Entries taken from a collection:
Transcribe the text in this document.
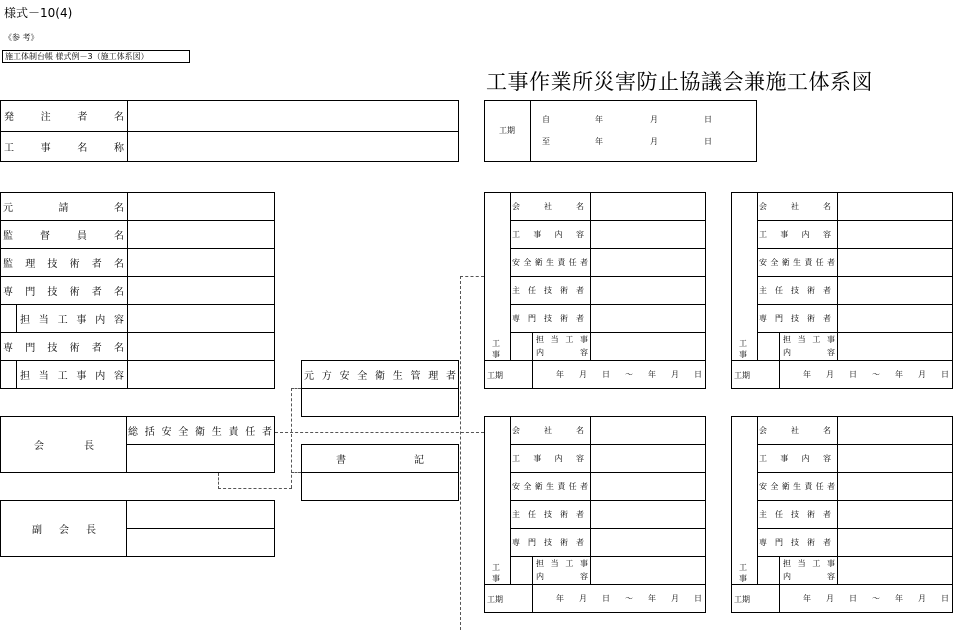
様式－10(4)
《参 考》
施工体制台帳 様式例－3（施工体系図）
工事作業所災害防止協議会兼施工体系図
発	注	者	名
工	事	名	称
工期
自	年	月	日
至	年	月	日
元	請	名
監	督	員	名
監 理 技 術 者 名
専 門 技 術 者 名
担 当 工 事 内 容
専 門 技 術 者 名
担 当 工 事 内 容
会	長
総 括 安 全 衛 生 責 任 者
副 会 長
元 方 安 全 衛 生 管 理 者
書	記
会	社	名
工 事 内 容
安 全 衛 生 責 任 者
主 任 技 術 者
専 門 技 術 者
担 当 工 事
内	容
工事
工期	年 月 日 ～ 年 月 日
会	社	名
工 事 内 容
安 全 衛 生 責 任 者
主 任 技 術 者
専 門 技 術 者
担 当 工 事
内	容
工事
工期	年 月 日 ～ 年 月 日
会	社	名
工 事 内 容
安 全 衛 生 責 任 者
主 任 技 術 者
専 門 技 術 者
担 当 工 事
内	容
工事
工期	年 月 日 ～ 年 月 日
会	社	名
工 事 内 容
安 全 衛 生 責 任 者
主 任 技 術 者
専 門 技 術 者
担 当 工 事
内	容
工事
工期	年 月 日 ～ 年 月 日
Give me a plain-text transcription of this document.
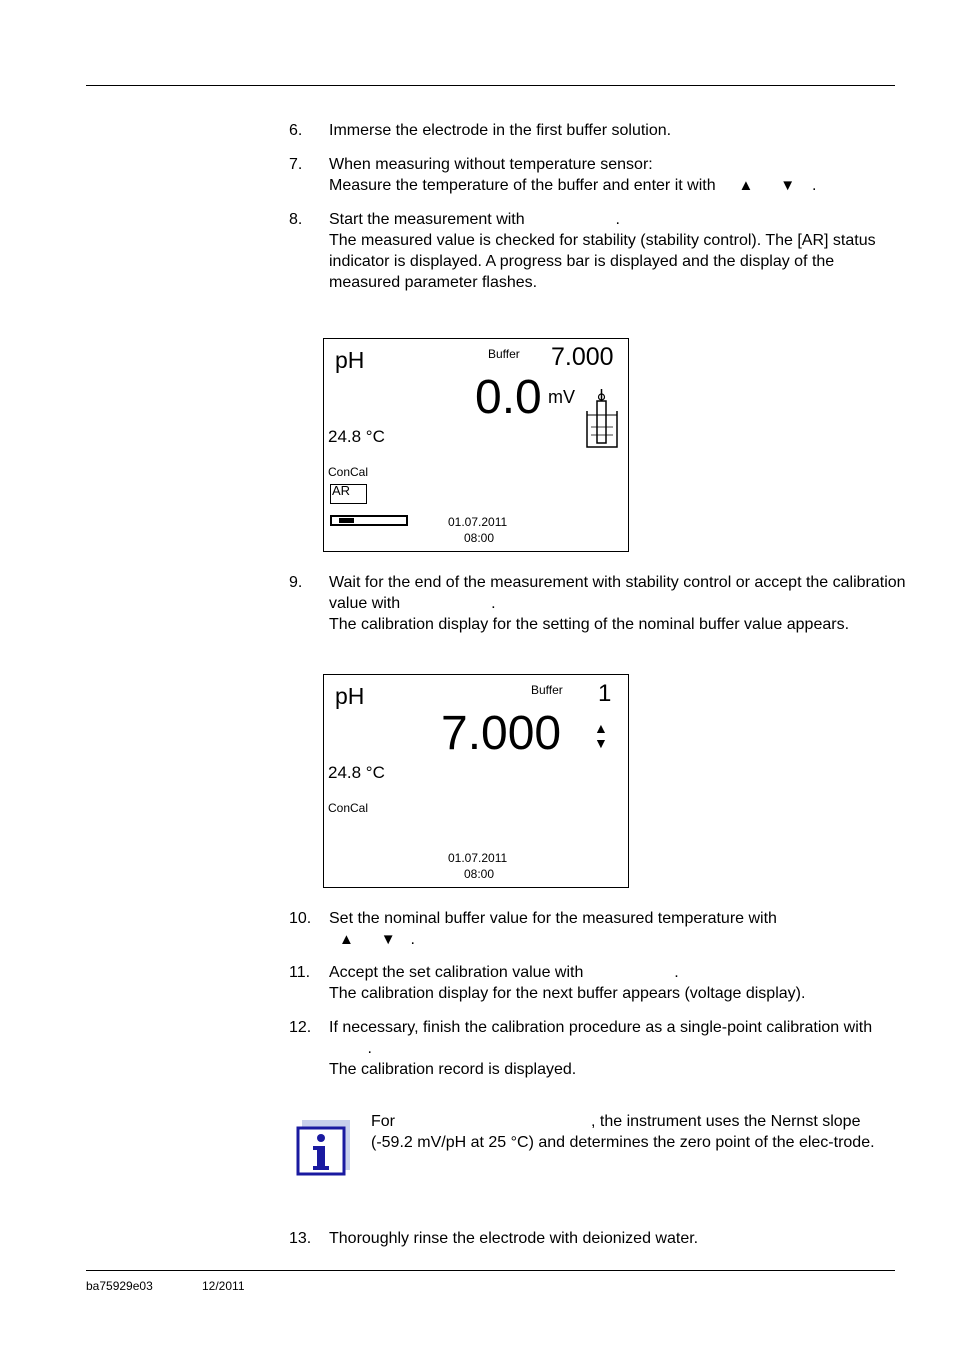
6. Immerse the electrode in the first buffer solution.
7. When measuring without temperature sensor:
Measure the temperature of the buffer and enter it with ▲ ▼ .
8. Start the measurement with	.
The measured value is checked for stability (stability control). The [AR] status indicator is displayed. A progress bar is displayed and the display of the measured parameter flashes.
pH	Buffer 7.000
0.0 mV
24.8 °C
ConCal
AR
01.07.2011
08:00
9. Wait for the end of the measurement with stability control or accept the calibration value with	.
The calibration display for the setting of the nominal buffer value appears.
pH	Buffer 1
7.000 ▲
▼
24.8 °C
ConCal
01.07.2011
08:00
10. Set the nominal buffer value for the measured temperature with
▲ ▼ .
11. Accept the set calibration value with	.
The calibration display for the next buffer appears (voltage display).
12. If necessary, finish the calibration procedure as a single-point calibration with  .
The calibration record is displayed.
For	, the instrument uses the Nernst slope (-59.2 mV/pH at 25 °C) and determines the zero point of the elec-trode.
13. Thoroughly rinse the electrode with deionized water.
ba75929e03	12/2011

● **Short problem**
Copy out each line in the preceding records that contains "nominal".

● **The answer**
The calibration display for the setting of the nominal buffer value appears.
10. Set the nominal buffer value for the measured temperature with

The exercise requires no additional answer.